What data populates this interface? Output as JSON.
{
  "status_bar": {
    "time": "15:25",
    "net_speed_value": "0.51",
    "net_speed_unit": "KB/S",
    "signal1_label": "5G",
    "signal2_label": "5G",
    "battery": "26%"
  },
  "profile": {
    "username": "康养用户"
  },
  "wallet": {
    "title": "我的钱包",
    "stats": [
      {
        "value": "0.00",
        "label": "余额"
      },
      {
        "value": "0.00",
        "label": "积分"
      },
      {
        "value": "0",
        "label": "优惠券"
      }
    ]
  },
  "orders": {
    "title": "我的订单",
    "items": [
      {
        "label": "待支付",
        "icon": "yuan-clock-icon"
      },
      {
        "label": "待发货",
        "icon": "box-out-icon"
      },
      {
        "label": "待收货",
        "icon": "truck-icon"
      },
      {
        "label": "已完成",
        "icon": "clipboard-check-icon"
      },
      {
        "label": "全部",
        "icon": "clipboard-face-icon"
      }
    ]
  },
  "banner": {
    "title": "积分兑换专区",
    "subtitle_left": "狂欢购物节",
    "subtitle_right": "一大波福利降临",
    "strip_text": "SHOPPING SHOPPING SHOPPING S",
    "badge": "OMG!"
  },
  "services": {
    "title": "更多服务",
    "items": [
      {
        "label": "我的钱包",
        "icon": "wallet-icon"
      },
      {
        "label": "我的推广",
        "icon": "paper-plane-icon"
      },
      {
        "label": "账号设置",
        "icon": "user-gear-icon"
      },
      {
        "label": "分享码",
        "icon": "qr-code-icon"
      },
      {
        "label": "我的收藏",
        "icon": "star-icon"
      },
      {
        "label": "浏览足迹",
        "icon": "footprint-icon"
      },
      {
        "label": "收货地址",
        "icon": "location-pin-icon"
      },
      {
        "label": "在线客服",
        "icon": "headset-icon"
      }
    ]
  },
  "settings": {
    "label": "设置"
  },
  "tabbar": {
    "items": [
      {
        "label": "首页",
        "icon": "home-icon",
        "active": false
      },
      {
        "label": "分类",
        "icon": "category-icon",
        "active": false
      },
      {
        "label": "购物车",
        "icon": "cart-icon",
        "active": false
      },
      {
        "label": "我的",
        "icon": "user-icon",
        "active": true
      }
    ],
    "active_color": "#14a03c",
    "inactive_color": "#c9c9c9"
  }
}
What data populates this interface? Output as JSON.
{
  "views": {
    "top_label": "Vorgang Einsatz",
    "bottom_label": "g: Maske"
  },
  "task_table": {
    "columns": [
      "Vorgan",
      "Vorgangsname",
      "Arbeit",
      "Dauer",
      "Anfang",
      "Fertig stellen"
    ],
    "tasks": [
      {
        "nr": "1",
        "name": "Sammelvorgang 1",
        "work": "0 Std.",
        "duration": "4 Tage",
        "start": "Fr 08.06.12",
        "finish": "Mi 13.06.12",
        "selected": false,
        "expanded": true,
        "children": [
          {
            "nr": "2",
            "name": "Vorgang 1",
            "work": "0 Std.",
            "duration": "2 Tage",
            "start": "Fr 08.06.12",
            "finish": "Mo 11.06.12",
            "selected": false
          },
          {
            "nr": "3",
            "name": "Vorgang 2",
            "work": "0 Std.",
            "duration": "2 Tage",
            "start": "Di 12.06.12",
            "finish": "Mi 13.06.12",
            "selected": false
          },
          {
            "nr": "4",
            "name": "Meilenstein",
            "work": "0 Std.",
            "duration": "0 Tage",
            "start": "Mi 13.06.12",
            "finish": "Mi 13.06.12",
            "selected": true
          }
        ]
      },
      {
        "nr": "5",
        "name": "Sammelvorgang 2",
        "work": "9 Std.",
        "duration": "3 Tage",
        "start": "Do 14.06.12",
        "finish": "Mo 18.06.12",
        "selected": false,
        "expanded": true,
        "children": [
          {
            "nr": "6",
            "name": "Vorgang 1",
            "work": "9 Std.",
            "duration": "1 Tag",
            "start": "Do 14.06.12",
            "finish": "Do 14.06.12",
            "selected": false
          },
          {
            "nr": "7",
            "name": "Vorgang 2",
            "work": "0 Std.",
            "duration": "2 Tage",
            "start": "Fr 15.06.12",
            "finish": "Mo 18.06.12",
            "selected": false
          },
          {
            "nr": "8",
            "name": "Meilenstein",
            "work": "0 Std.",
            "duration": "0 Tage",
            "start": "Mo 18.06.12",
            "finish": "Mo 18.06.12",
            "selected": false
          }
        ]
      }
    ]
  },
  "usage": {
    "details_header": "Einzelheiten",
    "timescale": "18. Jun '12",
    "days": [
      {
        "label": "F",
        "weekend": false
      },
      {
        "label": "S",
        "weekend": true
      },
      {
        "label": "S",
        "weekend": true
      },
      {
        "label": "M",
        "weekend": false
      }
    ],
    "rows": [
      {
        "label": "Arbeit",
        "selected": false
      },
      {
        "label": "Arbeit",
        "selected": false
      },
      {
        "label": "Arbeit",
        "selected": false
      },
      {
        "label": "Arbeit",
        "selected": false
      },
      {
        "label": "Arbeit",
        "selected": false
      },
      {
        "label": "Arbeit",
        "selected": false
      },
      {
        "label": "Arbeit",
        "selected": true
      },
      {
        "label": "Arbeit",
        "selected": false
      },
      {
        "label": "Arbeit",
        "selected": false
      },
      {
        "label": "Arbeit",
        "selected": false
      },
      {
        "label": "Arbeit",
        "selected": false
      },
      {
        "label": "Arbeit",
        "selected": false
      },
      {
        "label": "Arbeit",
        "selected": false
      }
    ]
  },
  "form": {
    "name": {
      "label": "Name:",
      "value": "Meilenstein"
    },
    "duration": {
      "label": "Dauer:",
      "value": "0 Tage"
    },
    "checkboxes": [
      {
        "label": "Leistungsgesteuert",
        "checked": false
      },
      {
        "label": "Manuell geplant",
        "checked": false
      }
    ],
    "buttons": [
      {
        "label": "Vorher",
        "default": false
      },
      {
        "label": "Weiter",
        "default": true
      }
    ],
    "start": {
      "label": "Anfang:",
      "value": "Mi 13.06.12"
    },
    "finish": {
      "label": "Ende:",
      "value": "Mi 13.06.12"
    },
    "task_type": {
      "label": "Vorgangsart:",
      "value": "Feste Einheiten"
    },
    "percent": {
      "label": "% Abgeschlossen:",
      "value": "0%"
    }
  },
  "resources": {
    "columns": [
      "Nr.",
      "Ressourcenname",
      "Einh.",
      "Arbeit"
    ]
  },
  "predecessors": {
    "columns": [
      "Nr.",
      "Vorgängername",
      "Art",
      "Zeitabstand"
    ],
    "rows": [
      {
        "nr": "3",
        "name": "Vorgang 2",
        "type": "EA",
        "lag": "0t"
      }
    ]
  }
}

◆ ◆ ◆

Requirements
Retype all of the material above with every character intact.

The answer
What data populates this interface? Output as JSON.
{
  "status_bar": {
    "time": "15:25",
    "net_speed_value": "0.51",
    "net_speed_unit": "KB/S",
    "signal1_label": "5G",
    "signal2_label": "5G",
    "battery": "26%"
  },
  "profile": {
    "username": "康养用户"
  },
  "wallet": {
    "title": "我的钱包",
    "stats": [
      {
        "value": "0.00",
        "label": "余额"
      },
      {
        "value": "0.00",
        "label": "积分"
      },
      {
        "value": "0",
        "label": "优惠券"
      }
    ]
  },
  "orders": {
    "title": "我的订单",
    "items": [
      {
        "label": "待支付",
        "icon": "yuan-clock-icon"
      },
      {
        "label": "待发货",
        "icon": "box-out-icon"
      },
      {
        "label": "待收货",
        "icon": "truck-icon"
      },
      {
        "label": "已完成",
        "icon": "clipboard-check-icon"
      },
      {
        "label": "全部",
        "icon": "clipboard-face-icon"
      }
    ]
  },
  "banner": {
    "title": "积分兑换专区",
    "subtitle_left": "狂欢购物节",
    "subtitle_right": "一大波福利降临",
    "strip_text": "SHOPPING SHOPPING SHOPPING S",
    "badge": "OMG!"
  },
  "services": {
    "title": "更多服务",
    "items": [
      {
        "label": "我的钱包",
        "icon": "wallet-icon"
      },
      {
        "label": "我的推广",
        "icon": "paper-plane-icon"
      },
      {
        "label": "账号设置",
        "icon": "user-gear-icon"
      },
      {
        "label": "分享码",
        "icon": "qr-code-icon"
      },
      {
        "label": "我的收藏",
        "icon": "star-icon"
      },
      {
        "label": "浏览足迹",
        "icon": "footprint-icon"
      },
      {
        "label": "收货地址",
        "icon": "location-pin-icon"
      },
      {
        "label": "在线客服",
        "icon": "headset-icon"
      }
    ]
  },
  "settings": {
    "label": "设置"
  },
  "tabbar": {
    "items": [
      {
        "label": "首页",
        "icon": "home-icon",
        "active": false
      },
      {
        "label": "分类",
        "icon": "category-icon",
        "active": false
      },
      {
        "label": "购物车",
        "icon": "cart-icon",
        "active": false
      },
      {
        "label": "我的",
        "icon": "user-icon",
        "active": true
      }
    ],
    "active_color": "#14a03c",
    "inactive_color": "#c9c9c9"
  }
}
What data populates this interface? Output as JSON.
{
  "views": {
    "top_label": "Vorgang Einsatz",
    "bottom_label": "g: Maske"
  },
  "task_table": {
    "columns": [
      "Vorgan",
      "Vorgangsname",
      "Arbeit",
      "Dauer",
      "Anfang",
      "Fertig stellen"
    ],
    "tasks": [
      {
        "nr": "1",
        "name": "Sammelvorgang 1",
        "work": "0 Std.",
        "duration": "4 Tage",
        "start": "Fr 08.06.12",
        "finish": "Mi 13.06.12",
        "selected": false,
        "expanded": true,
        "children": [
          {
            "nr": "2",
            "name": "Vorgang 1",
            "work": "0 Std.",
            "duration": "2 Tage",
            "start": "Fr 08.06.12",
            "finish": "Mo 11.06.12",
            "selected": false
          },
          {
            "nr": "3",
            "name": "Vorgang 2",
            "work": "0 Std.",
            "duration": "2 Tage",
            "start": "Di 12.06.12",
            "finish": "Mi 13.06.12",
            "selected": false
          },
          {
            "nr": "4",
            "name": "Meilenstein",
            "work": "0 Std.",
            "duration": "0 Tage",
            "start": "Mi 13.06.12",
            "finish": "Mi 13.06.12",
            "selected": true
          }
        ]
      },
      {
        "nr": "5",
        "name": "Sammelvorgang 2",
        "work": "9 Std.",
        "duration": "3 Tage",
        "start": "Do 14.06.12",
        "finish": "Mo 18.06.12",
        "selected": false,
        "expanded": true,
        "children": [
          {
            "nr": "6",
            "name": "Vorgang 1",
            "work": "9 Std.",
            "duration": "1 Tag",
            "start": "Do 14.06.12",
            "finish": "Do 14.06.12",
            "selected": false
          },
          {
            "nr": "7",
            "name": "Vorgang 2",
            "work": "0 Std.",
            "duration": "2 Tage",
            "start": "Fr 15.06.12",
            "finish": "Mo 18.06.12",
            "selected": false
          },
          {
            "nr": "8",
            "name": "Meilenstein",
            "work": "0 Std.",
            "duration": "0 Tage",
            "start": "Mo 18.06.12",
            "finish": "Mo 18.06.12",
            "selected": false
          }
        ]
      }
    ]
  },
  "usage": {
    "details_header": "Einzelheiten",
    "timescale": "18. Jun '12",
    "days": [
      {
        "label": "F",
        "weekend": false
      },
      {
        "label": "S",
        "weekend": true
      },
      {
        "label": "S",
        "weekend": true
      },
      {
        "label": "M",
        "weekend": false
      }
    ],
    "rows": [
      {
        "label": "Arbeit",
        "selected": false
      },
      {
        "label": "Arbeit",
        "selected": false
      },
      {
        "label": "Arbeit",
        "selected": false
      },
      {
        "label": "Arbeit",
        "selected": false
      },
      {
        "label": "Arbeit",
        "selected": false
      },
      {
        "label": "Arbeit",
        "selected": false
      },
      {
        "label": "Arbeit",
        "selected": true
      },
      {
        "label": "Arbeit",
        "selected": false
      },
      {
        "label": "Arbeit",
        "selected": false
      },
      {
        "label": "Arbeit",
        "selected": false
      },
      {
        "label": "Arbeit",
        "selected": false
      },
      {
        "label": "Arbeit",
        "selected": false
      },
      {
        "label": "Arbeit",
        "selected": false
      }
    ]
  },
  "form": {
    "name": {
      "label": "Name:",
      "value": "Meilenstein"
    },
    "duration": {
      "label": "Dauer:",
      "value": "0 Tage"
    },
    "checkboxes": [
      {
        "label": "Leistungsgesteuert",
        "checked": false
      },
      {
        "label": "Manuell geplant",
        "checked": false
      }
    ],
    "buttons": [
      {
        "label": "Vorher",
        "default": false
      },
      {
        "label": "Weiter",
        "default": true
      }
    ],
    "start": {
      "label": "Anfang:",
      "value": "Mi 13.06.12"
    },
    "finish": {
      "label": "Ende:",
      "value": "Mi 13.06.12"
    },
    "task_type": {
      "label": "Vorgangsart:",
      "value": "Feste Einheiten"
    },
    "percent": {
      "label": "% Abgeschlossen:",
      "value": "0%"
    }
  },
  "resources": {
    "columns": [
      "Nr.",
      "Ressourcenname",
      "Einh.",
      "Arbeit"
    ]
  },
  "predecessors": {
    "columns": [
      "Nr.",
      "Vorgängername",
      "Art",
      "Zeitabstand"
    ],
    "rows": [
      {
        "nr": "3",
        "name": "Vorgang 2",
        "type": "EA",
        "lag": "0t"
      }
    ]
  }
}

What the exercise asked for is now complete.